Work required -
Copy every line of the records below where the word "mười" occurs.
'''
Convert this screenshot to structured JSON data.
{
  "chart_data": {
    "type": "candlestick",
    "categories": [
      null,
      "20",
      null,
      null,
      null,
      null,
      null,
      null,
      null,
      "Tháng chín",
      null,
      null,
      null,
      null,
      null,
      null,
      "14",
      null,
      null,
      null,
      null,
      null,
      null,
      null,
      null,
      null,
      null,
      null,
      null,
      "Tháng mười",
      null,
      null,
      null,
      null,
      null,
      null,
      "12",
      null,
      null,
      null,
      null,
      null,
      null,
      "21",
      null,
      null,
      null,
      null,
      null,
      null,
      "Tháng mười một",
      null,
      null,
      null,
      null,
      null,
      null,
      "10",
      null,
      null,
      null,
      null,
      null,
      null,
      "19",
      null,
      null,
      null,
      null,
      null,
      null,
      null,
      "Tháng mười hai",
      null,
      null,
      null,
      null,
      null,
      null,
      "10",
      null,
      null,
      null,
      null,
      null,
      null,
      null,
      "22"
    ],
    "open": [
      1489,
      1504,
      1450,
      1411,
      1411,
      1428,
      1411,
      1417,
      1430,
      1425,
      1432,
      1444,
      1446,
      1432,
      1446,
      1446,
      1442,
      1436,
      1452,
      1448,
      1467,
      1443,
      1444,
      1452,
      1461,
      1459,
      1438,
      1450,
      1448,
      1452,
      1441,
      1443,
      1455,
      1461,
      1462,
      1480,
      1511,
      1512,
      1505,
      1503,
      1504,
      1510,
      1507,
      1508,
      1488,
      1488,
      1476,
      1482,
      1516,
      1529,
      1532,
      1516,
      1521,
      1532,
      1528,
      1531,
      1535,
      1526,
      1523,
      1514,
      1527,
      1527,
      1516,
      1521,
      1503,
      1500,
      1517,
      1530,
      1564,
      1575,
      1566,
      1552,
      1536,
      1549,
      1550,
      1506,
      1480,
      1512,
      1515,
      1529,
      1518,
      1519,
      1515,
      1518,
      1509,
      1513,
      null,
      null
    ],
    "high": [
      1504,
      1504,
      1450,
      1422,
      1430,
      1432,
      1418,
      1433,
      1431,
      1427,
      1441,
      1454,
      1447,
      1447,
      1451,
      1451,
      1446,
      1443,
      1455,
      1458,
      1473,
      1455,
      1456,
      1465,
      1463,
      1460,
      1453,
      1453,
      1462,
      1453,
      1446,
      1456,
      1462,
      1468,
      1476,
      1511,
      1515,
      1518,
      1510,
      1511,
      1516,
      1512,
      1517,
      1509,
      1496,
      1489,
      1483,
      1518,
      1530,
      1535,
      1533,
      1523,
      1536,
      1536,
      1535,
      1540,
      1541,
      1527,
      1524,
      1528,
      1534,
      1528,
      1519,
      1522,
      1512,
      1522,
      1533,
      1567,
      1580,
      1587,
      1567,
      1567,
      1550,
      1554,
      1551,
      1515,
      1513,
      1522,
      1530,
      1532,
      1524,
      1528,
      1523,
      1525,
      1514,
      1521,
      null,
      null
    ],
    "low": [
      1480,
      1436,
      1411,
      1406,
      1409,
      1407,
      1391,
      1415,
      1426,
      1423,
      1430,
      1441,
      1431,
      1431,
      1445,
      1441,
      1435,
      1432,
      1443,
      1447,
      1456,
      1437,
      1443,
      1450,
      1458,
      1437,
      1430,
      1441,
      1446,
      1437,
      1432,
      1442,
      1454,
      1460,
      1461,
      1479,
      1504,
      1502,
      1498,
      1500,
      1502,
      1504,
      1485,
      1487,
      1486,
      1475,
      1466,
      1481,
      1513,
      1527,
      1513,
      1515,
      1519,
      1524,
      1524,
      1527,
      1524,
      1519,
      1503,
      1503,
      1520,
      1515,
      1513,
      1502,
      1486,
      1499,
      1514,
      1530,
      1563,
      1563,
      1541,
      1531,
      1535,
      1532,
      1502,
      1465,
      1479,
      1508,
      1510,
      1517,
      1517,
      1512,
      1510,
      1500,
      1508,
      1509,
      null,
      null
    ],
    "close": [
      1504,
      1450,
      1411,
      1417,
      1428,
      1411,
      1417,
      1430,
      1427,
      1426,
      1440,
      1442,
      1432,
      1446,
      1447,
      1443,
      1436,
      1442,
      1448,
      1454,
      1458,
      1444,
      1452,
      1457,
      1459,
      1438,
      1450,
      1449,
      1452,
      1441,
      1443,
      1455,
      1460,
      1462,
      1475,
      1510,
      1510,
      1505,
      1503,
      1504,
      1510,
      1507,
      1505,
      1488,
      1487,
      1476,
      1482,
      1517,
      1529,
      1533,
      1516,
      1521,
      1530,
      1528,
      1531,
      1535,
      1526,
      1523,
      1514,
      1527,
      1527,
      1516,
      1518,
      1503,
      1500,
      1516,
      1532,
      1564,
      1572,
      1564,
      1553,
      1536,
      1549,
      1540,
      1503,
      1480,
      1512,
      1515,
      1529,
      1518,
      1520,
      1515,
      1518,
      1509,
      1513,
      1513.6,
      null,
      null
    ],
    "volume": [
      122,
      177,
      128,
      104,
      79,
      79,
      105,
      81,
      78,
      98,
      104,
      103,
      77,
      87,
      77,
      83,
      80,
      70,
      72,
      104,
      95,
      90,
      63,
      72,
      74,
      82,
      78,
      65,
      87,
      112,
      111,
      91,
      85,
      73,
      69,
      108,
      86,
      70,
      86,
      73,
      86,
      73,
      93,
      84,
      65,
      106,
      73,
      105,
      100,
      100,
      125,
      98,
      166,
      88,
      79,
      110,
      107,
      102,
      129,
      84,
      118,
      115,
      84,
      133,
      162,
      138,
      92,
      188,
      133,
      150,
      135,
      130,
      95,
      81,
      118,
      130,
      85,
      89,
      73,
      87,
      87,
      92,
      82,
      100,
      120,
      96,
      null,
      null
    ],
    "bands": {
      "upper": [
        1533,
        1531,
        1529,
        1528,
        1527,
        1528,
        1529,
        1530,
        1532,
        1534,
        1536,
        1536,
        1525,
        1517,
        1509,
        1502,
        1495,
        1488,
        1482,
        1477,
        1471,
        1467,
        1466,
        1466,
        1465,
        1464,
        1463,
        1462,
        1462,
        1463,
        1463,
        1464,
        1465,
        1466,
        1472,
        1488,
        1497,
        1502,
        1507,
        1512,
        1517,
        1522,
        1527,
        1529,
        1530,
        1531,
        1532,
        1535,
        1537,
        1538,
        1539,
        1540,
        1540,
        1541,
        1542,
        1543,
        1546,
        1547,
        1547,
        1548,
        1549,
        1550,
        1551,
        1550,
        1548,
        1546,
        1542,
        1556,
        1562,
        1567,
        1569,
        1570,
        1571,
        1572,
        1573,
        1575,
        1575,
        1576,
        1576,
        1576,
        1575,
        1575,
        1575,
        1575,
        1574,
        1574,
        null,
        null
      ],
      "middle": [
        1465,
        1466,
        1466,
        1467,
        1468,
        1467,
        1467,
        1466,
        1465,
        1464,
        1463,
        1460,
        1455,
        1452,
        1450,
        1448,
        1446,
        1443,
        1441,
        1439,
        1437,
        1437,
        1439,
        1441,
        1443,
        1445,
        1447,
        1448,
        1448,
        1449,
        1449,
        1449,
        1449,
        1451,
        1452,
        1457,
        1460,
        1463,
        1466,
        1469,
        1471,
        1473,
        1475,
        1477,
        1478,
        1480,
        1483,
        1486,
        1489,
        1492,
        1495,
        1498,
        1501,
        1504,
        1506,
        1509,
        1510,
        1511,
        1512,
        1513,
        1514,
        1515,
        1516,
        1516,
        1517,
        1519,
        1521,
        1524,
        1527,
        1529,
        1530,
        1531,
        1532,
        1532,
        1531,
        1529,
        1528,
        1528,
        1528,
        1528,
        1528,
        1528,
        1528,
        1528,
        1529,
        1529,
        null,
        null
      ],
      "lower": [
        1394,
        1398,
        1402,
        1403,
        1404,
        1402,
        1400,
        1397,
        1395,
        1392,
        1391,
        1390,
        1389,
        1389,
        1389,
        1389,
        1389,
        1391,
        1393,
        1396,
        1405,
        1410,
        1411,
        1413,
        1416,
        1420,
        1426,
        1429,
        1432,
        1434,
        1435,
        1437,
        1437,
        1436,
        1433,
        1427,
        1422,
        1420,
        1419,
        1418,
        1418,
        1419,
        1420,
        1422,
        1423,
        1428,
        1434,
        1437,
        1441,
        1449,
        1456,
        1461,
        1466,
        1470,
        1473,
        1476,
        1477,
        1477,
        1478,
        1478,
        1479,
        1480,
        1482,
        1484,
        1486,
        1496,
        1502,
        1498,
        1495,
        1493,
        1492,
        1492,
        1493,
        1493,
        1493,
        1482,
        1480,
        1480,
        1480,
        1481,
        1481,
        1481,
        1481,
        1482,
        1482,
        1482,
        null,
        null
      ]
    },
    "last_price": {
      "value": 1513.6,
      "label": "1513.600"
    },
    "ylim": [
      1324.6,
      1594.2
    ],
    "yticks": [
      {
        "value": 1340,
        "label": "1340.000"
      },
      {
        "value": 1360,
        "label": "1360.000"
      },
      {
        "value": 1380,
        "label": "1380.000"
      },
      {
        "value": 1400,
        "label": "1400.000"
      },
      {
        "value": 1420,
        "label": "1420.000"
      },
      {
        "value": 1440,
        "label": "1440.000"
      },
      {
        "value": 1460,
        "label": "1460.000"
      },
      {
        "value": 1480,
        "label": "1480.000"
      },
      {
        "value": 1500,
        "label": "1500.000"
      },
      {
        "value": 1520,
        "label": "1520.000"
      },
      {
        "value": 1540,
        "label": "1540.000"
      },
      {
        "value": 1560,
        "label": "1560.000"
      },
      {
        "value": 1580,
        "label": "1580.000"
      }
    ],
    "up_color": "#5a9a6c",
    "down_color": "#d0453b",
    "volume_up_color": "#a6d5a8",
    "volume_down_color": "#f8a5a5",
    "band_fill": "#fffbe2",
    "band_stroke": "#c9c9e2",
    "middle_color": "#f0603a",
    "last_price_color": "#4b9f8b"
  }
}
'''
Response -
      "Tháng mười",
      "Tháng mười một",
      "Tháng mười hai",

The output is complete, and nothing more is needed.